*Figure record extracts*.
══════════

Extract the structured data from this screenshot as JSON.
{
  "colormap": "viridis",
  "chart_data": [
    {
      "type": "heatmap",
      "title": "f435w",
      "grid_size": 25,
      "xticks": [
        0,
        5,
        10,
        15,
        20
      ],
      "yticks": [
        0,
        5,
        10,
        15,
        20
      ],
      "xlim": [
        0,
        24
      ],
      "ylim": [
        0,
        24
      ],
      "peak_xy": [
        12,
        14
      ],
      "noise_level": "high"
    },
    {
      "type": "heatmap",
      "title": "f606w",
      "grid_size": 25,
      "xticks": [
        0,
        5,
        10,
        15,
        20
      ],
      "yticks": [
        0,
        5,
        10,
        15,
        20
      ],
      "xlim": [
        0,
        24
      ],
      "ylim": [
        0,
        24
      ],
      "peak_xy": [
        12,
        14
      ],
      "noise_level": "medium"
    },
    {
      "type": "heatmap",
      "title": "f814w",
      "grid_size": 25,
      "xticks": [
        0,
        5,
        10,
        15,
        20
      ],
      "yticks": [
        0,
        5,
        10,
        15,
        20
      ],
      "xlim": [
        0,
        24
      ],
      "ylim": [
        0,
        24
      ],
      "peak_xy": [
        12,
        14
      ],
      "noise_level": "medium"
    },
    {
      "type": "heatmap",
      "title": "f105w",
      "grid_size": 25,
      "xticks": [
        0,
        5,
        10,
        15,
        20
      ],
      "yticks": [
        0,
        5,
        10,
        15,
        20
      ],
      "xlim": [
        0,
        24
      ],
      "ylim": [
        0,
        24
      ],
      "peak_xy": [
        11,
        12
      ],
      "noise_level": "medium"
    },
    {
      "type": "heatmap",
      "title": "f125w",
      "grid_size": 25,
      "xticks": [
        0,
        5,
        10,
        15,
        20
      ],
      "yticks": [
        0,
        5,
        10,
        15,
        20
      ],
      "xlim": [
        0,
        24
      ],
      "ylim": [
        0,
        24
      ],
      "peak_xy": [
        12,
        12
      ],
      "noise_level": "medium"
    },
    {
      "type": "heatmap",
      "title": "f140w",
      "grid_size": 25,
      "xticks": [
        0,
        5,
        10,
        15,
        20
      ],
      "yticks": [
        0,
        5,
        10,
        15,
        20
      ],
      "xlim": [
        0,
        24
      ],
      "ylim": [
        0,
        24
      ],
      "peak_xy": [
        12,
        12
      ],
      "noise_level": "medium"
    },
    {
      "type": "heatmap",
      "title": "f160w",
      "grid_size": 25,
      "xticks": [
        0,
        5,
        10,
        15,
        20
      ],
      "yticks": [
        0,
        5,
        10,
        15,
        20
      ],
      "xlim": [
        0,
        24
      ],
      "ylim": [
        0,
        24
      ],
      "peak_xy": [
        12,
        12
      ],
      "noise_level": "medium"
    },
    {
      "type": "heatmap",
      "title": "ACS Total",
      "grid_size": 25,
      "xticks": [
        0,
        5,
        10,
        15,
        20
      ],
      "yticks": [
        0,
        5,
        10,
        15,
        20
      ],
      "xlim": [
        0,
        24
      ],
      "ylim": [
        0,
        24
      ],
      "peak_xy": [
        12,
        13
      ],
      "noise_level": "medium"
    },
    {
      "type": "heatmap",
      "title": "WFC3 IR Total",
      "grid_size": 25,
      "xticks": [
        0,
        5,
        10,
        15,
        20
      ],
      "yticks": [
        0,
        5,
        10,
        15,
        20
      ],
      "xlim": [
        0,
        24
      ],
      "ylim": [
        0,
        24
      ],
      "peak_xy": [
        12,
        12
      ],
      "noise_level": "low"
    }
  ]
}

══════════

*Instructions for the task*.
Exact output of every entry is required.

*Written response*.
Extract the structured data from this screenshot as JSON.
{
  "colormap": "viridis",
  "chart_data": [
    {
      "type": "heatmap",
      "title": "f435w",
      "grid_size": 25,
      "xticks": [
        0,
        5,
        10,
        15,
        20
      ],
      "yticks": [
        0,
        5,
        10,
        15,
        20
      ],
      "xlim": [
        0,
        24
      ],
      "ylim": [
        0,
        24
      ],
      "peak_xy": [
        12,
        14
      ],
      "noise_level": "high"
    },
    {
      "type": "heatmap",
      "title": "f606w",
      "grid_size": 25,
      "xticks": [
        0,
        5,
        10,
        15,
        20
      ],
      "yticks": [
        0,
        5,
        10,
        15,
        20
      ],
      "xlim": [
        0,
        24
      ],
      "ylim": [
        0,
        24
      ],
      "peak_xy": [
        12,
        14
      ],
      "noise_level": "medium"
    },
    {
      "type": "heatmap",
      "title": "f814w",
      "grid_size": 25,
      "xticks": [
        0,
        5,
        10,
        15,
        20
      ],
      "yticks": [
        0,
        5,
        10,
        15,
        20
      ],
      "xlim": [
        0,
        24
      ],
      "ylim": [
        0,
        24
      ],
      "peak_xy": [
        12,
        14
      ],
      "noise_level": "medium"
    },
    {
      "type": "heatmap",
      "title": "f105w",
      "grid_size": 25,
      "xticks": [
        0,
        5,
        10,
        15,
        20
      ],
      "yticks": [
        0,
        5,
        10,
        15,
        20
      ],
      "xlim": [
        0,
        24
      ],
      "ylim": [
        0,
        24
      ],
      "peak_xy": [
        11,
        12
      ],
      "noise_level": "medium"
    },
    {
      "type": "heatmap",
      "title": "f125w",
      "grid_size": 25,
      "xticks": [
        0,
        5,
        10,
        15,
        20
      ],
      "yticks": [
        0,
        5,
        10,
        15,
        20
      ],
      "xlim": [
        0,
        24
      ],
      "ylim": [
        0,
        24
      ],
      "peak_xy": [
        12,
        12
      ],
      "noise_level": "medium"
    },
    {
      "type": "heatmap",
      "title": "f140w",
      "grid_size": 25,
      "xticks": [
        0,
        5,
        10,
        15,
        20
      ],
      "yticks": [
        0,
        5,
        10,
        15,
        20
      ],
      "xlim": [
        0,
        24
      ],
      "ylim": [
        0,
        24
      ],
      "peak_xy": [
        12,
        12
      ],
      "noise_level": "medium"
    },
    {
      "type": "heatmap",
      "title": "f160w",
      "grid_size": 25,
      "xticks": [
        0,
        5,
        10,
        15,
        20
      ],
      "yticks": [
        0,
        5,
        10,
        15,
        20
      ],
      "xlim": [
        0,
        24
      ],
      "ylim": [
        0,
        24
      ],
      "peak_xy": [
        12,
        12
      ],
      "noise_level": "medium"
    },
    {
      "type": "heatmap",
      "title": "ACS Total",
      "grid_size": 25,
      "xticks": [
        0,
        5,
        10,
        15,
        20
      ],
      "yticks": [
        0,
        5,
        10,
        15,
        20
      ],
      "xlim": [
        0,
        24
      ],
      "ylim": [
        0,
        24
      ],
      "peak_xy": [
        12,
        13
      ],
      "noise_level": "medium"
    },
    {
      "type": "heatmap",
      "title": "WFC3 IR Total",
      "grid_size": 25,
      "xticks": [
        0,
        5,
        10,
        15,
        20
      ],
      "yticks": [
        0,
        5,
        10,
        15,
        20
      ],
      "xlim": [
        0,
        24
      ],
      "ylim": [
        0,
        24
      ],
      "peak_xy": [
        12,
        12
      ],
      "noise_level": "low"
    }
  ]
}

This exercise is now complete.